▸ **What is required**
State how many lines in the entries below contain "Success". Write nothing but the number.
>> start Raw records
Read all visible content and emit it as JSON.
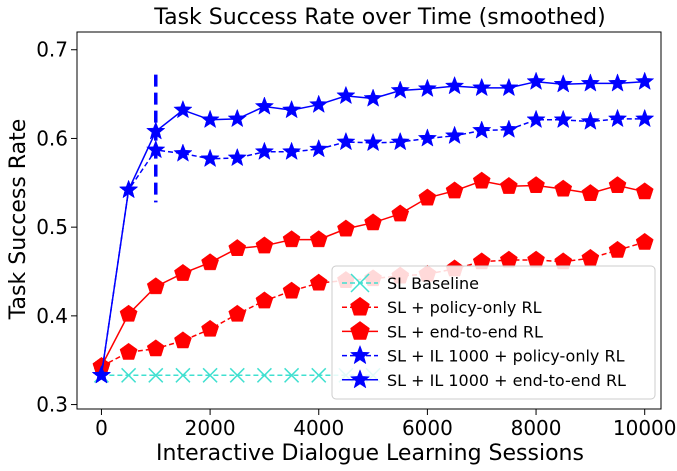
{
  "chart_data": {
    "type": "line",
    "title": "Task Success Rate over Time (smoothed)",
    "xlabel": "Interactive Dialogue Learning Sessions",
    "ylabel": "Task Success Rate",
    "xlim": [
      -450,
      10300
    ],
    "ylim": [
      0.295,
      0.72
    ],
    "xticks": [
      0,
      2000,
      4000,
      6000,
      8000,
      10000
    ],
    "yticks": [
      0.3,
      0.4,
      0.5,
      0.6,
      0.7
    ],
    "ytick_labels": [
      "0.3",
      "0.4",
      "0.5",
      "0.6",
      "0.7"
    ],
    "grid": false,
    "legend_position": "lower-right",
    "x": [
      0,
      500,
      1000,
      1500,
      2000,
      2500,
      3000,
      3500,
      4000,
      4500,
      5000,
      5500,
      6000,
      6500,
      7000,
      7500,
      8000,
      8500,
      9000,
      9500,
      10000
    ],
    "annotations": [
      {
        "type": "vertical-dashed-line",
        "x": 1000,
        "y_range": [
          0.528,
          0.672
        ],
        "color": "#0000ff"
      }
    ],
    "series": [
      {
        "name": "SL Baseline",
        "color": "#40e0d0",
        "line_style": "dashed",
        "marker": "x",
        "x": [
          0,
          500,
          1000,
          1500,
          2000,
          2500,
          3000,
          3500,
          4000,
          4500,
          5000
        ],
        "values": [
          0.333,
          0.333,
          0.333,
          0.333,
          0.333,
          0.333,
          0.333,
          0.333,
          0.333,
          0.333,
          0.333
        ]
      },
      {
        "name": "SL + policy-only RL",
        "color": "#ff0000",
        "line_style": "dashed",
        "marker": "pentagon",
        "values": [
          0.343,
          0.359,
          0.363,
          0.372,
          0.385,
          0.402,
          0.417,
          0.428,
          0.437,
          0.44,
          0.442,
          0.445,
          0.447,
          0.453,
          0.461,
          0.463,
          0.463,
          0.461,
          0.465,
          0.474,
          0.483
        ]
      },
      {
        "name": "SL + end-to-end RL",
        "color": "#ff0000",
        "line_style": "solid",
        "marker": "pentagon",
        "values": [
          0.343,
          0.402,
          0.433,
          0.448,
          0.46,
          0.476,
          0.479,
          0.486,
          0.486,
          0.498,
          0.505,
          0.515,
          0.533,
          0.541,
          0.552,
          0.546,
          0.547,
          0.543,
          0.538,
          0.547,
          0.54
        ]
      },
      {
        "name": "SL + IL 1000 + policy-only RL",
        "color": "#0000ff",
        "line_style": "dashed",
        "marker": "star",
        "values": [
          0.333,
          0.542,
          0.587,
          0.583,
          0.577,
          0.578,
          0.585,
          0.585,
          0.588,
          0.596,
          0.595,
          0.596,
          0.6,
          0.603,
          0.609,
          0.61,
          0.621,
          0.621,
          0.619,
          0.622,
          0.622
        ]
      },
      {
        "name": "SL + IL 1000 + end-to-end RL",
        "color": "#0000ff",
        "line_style": "solid",
        "marker": "star",
        "values": [
          0.333,
          0.542,
          0.608,
          0.632,
          0.621,
          0.622,
          0.636,
          0.632,
          0.638,
          0.648,
          0.645,
          0.654,
          0.656,
          0.659,
          0.657,
          0.657,
          0.664,
          0.661,
          0.662,
          0.662,
          0.664
        ]
      }
    ]
  }
}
>> end Raw records
▸ **Correct result**
2